Exercise instructions ▸ Omit every picture and write out the rest of the records exactly.

Given information ▸
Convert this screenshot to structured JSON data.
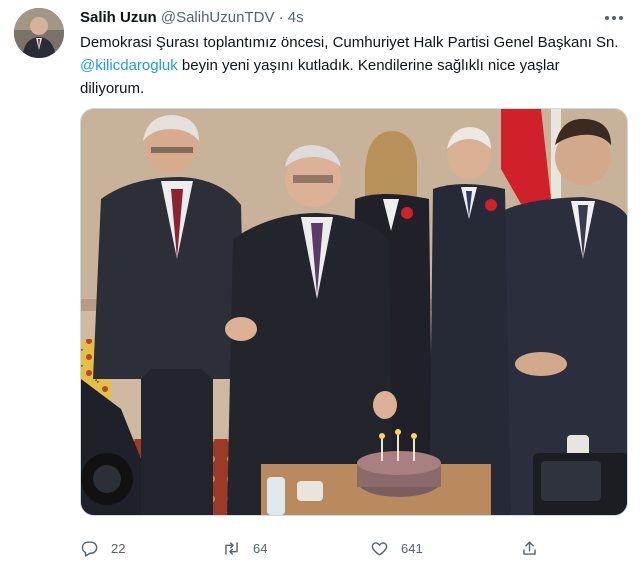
{
  "tweet": {
    "author_name": "Salih Uzun",
    "author_handle": "@SalihUzunTDV",
    "separator": "·",
    "time": "4s",
    "text_before": "Demokrasi Şurası toplantımız öncesi, Cumhuriyet Halk Partisi Genel Başkanı Sn. ",
    "mention": "@kilicdarogluk",
    "text_after": " beyin yeni yaşını kutladık. Kendilerine sağlıklı nice yaşlar diliyorum."
  },
  "actions": {
    "reply_count": "22",
    "retweet_count": "64",
    "like_count": "641"
  },
  "icons": {
    "more": "more-icon",
    "reply": "reply-icon",
    "retweet": "retweet-icon",
    "like": "heart-icon",
    "share": "share-icon"
  },
  "colors": {
    "link": "#1d9bf0",
    "secondary_text": "#536471",
    "primary_text": "#0f1419"
  }
}
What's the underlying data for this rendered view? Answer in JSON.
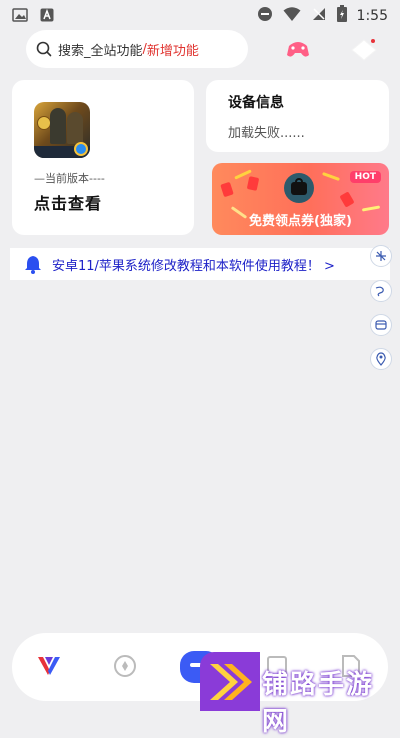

Full output ▸
Convert this screenshot to structured JSON data.
{
  "tweet": {
    "author_name": "Salih Uzun",
    "author_handle": "@SalihUzunTDV",
    "separator": "·",
    "time": "4s",
    "text_before": "Demokrasi Şurası toplantımız öncesi, Cumhuriyet Halk Partisi Genel Başkanı Sn. ",
    "mention": "@kilicdarogluk",
    "text_after": " beyin yeni yaşını kutladık. Kendilerine sağlıklı nice yaşlar diliyorum."
  },
  "actions": {
    "reply_count": "22",
    "retweet_count": "64",
    "like_count": "641"
  },
  "icons": {
    "more": "more-icon",
    "reply": "reply-icon",
    "retweet": "retweet-icon",
    "like": "heart-icon",
    "share": "share-icon"
  },
  "colors": {
    "link": "#1d9bf0",
    "secondary_text": "#536471",
    "primary_text": "#0f1419"
  }
}
What's the underlying data for this rendered view? Answer in JSON.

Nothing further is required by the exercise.